Instruction:
Search the data for the word "screenshot". Reproduce every line where it is found.

[The records start]

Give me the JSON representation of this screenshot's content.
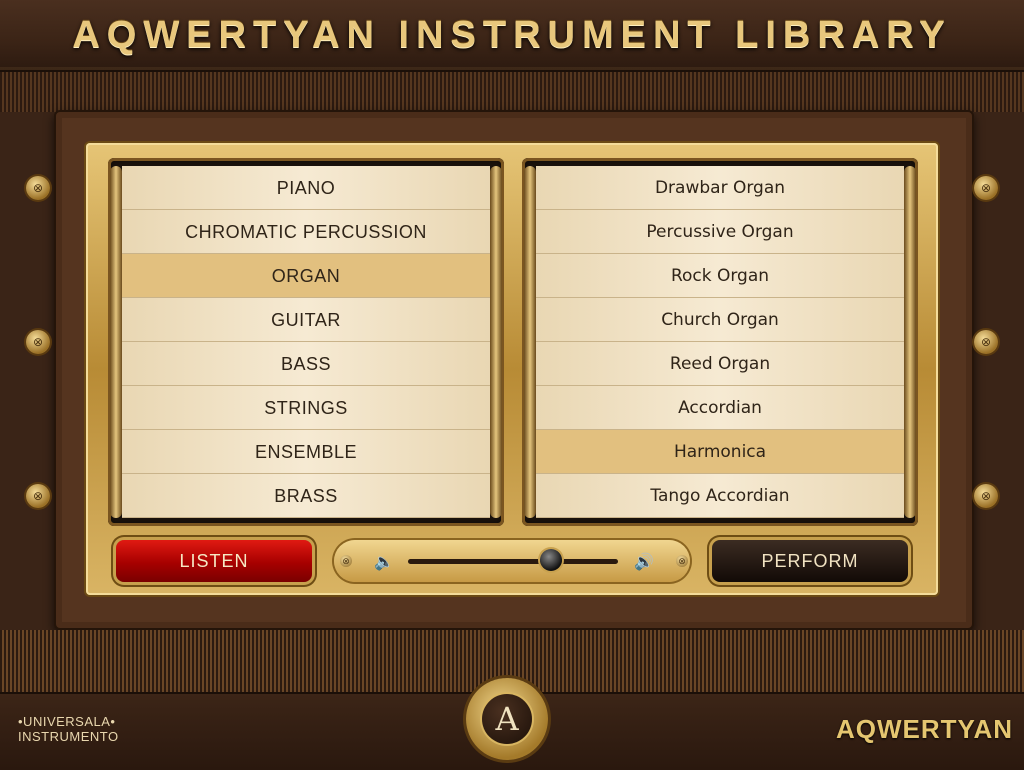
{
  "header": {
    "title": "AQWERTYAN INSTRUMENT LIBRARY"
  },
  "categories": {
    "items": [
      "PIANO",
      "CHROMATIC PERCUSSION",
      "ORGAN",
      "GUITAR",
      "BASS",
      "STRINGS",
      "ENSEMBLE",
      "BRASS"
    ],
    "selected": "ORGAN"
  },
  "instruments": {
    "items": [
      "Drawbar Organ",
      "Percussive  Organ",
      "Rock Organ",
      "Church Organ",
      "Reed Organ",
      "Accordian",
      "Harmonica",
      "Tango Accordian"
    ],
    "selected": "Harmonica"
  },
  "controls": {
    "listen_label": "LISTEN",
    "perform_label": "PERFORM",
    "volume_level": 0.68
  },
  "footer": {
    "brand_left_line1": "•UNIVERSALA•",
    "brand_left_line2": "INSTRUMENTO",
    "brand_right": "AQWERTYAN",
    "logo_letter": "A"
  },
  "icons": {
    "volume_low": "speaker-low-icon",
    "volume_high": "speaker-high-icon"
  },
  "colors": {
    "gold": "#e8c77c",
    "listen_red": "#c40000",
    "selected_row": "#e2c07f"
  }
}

[The records end]
[The records start]

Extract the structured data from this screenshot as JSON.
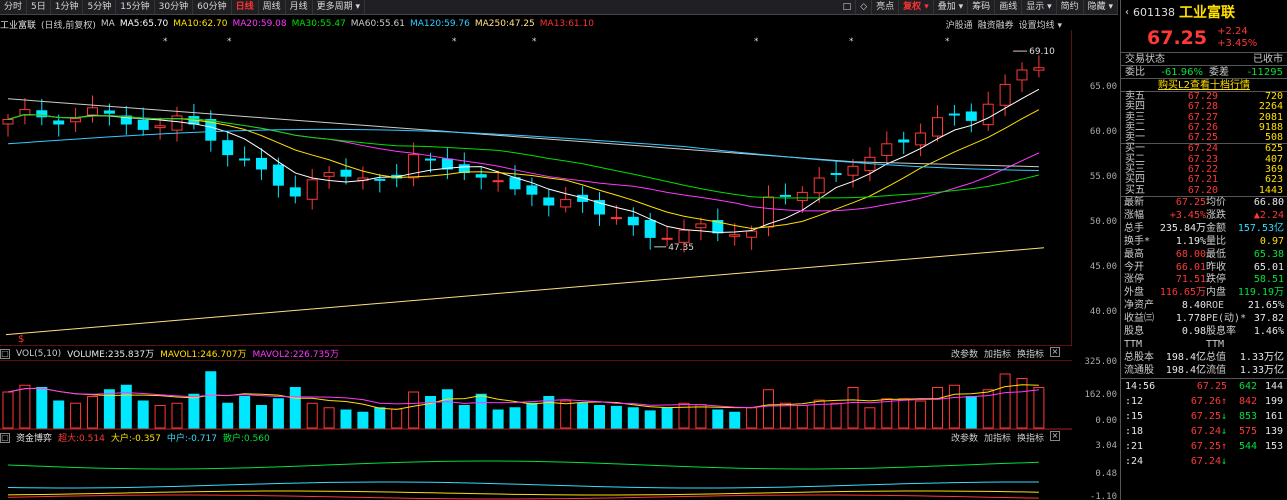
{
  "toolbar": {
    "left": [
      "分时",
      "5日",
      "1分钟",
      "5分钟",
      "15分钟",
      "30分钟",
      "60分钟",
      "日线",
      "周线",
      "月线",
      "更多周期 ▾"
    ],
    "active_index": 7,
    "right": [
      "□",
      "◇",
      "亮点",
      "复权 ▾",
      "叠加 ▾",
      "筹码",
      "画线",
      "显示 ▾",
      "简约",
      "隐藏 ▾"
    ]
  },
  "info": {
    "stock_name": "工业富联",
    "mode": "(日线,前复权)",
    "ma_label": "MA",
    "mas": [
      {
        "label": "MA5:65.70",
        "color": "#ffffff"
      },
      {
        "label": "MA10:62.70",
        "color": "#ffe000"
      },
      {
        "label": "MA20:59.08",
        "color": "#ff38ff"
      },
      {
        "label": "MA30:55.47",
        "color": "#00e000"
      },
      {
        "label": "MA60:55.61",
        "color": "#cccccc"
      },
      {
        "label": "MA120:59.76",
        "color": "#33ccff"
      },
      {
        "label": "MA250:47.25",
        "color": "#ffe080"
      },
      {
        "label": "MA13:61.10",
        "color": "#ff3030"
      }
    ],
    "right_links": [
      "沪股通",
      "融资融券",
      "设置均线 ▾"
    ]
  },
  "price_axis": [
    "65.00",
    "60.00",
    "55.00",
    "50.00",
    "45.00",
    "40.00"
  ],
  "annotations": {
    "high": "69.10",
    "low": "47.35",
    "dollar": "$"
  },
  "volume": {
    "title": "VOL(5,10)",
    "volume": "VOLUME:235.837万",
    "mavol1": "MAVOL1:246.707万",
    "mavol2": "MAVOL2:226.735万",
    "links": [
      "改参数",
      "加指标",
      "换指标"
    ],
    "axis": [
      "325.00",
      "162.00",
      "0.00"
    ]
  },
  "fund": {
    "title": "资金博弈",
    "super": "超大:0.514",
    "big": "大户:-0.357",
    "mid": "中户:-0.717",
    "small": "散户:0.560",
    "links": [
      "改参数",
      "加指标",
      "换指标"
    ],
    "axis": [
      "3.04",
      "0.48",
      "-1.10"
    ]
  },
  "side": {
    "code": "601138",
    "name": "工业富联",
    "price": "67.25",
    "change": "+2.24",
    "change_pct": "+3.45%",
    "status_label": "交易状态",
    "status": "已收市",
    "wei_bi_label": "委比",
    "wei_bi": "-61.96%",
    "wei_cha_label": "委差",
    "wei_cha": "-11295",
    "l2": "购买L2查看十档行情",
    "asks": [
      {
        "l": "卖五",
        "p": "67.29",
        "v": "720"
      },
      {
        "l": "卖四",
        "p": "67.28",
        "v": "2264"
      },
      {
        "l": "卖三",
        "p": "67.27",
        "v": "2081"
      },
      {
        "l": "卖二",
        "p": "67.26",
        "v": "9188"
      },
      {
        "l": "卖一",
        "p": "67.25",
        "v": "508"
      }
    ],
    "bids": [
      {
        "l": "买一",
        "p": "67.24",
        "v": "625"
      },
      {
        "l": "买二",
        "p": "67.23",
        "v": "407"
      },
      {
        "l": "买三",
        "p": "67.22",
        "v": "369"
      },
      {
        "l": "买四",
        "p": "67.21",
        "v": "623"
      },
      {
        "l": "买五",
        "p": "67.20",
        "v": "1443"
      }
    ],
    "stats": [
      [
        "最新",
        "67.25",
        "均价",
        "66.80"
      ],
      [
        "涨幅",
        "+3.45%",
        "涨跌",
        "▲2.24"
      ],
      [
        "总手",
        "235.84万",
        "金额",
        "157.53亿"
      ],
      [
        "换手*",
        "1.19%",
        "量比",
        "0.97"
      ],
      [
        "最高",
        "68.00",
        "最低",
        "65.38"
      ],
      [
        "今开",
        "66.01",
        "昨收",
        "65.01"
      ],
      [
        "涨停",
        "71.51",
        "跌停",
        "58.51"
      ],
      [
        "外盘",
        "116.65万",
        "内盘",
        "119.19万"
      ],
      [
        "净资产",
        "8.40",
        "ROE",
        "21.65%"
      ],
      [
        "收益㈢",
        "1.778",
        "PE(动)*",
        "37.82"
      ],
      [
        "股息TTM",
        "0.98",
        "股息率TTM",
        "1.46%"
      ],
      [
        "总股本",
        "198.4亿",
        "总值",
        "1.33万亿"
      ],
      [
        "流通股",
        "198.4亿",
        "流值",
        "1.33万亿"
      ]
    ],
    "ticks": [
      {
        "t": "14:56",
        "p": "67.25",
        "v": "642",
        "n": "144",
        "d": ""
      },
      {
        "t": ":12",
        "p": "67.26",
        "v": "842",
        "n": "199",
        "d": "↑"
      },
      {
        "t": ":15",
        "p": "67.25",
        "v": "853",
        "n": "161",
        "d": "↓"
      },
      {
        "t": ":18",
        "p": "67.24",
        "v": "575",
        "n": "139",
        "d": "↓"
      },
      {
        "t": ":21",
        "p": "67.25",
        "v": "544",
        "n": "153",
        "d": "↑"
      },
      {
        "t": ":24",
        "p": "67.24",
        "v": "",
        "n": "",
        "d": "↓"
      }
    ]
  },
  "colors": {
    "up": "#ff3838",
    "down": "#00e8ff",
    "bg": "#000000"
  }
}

[The records end]

Final answer:
Give me the JSON representation of this screenshot's content.
Extract the structured data from this screenshot as JSON.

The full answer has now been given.